Do this —
Return every line in the records below that contains the word "Problems".

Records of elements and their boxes
★ ★ ★ ★ ★

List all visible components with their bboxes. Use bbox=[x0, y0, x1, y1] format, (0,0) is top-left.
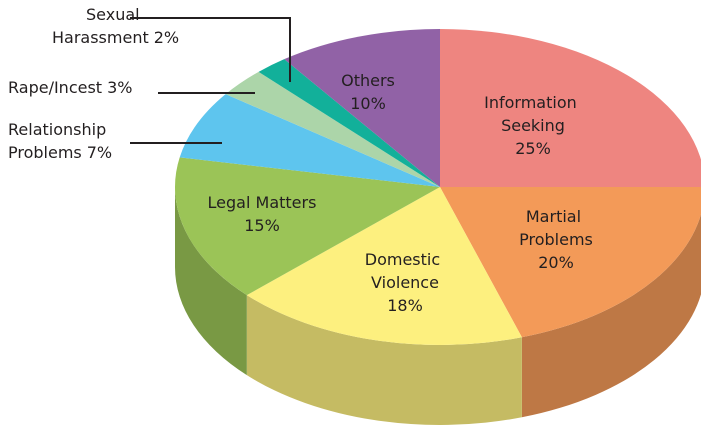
category-label: Domestic Violence bbox=[365, 250, 445, 292]
slice bbox=[284, 29, 440, 187]
value-label: 2% bbox=[154, 28, 179, 47]
value-label: 18% bbox=[387, 296, 423, 315]
category-label: Martial Problems bbox=[519, 207, 593, 249]
slice-side bbox=[175, 187, 247, 376]
slice bbox=[440, 29, 701, 187]
slice bbox=[440, 187, 701, 338]
value-label: 15% bbox=[244, 216, 280, 235]
slice-side bbox=[246, 295, 522, 425]
value-label: 25% bbox=[515, 139, 551, 158]
category-label: Information Seeking bbox=[484, 93, 582, 135]
slice bbox=[225, 71, 440, 187]
leader-line bbox=[130, 17, 291, 82]
value-label: 10% bbox=[350, 94, 386, 113]
slice bbox=[179, 94, 440, 187]
slice bbox=[258, 59, 440, 187]
category-label: Legal Matters bbox=[208, 193, 317, 212]
slice-side bbox=[521, 214, 701, 418]
category-label: Relationship Problems bbox=[8, 120, 111, 162]
value-label: 7% bbox=[87, 143, 112, 162]
category-label: Sexual Harassment bbox=[52, 5, 149, 47]
category-label: Others bbox=[341, 71, 395, 90]
category-label: Rape/Incest bbox=[8, 78, 102, 97]
slice bbox=[246, 187, 522, 345]
slice bbox=[175, 157, 440, 296]
value-label: 3% bbox=[107, 78, 132, 97]
value-label: 20% bbox=[538, 253, 574, 272]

★ ★ ★ ★ ★

Exercise result —
category-label: Martial Problems bbox=[519, 207, 593, 249]
category-label: Relationship Problems bbox=[8, 120, 111, 162]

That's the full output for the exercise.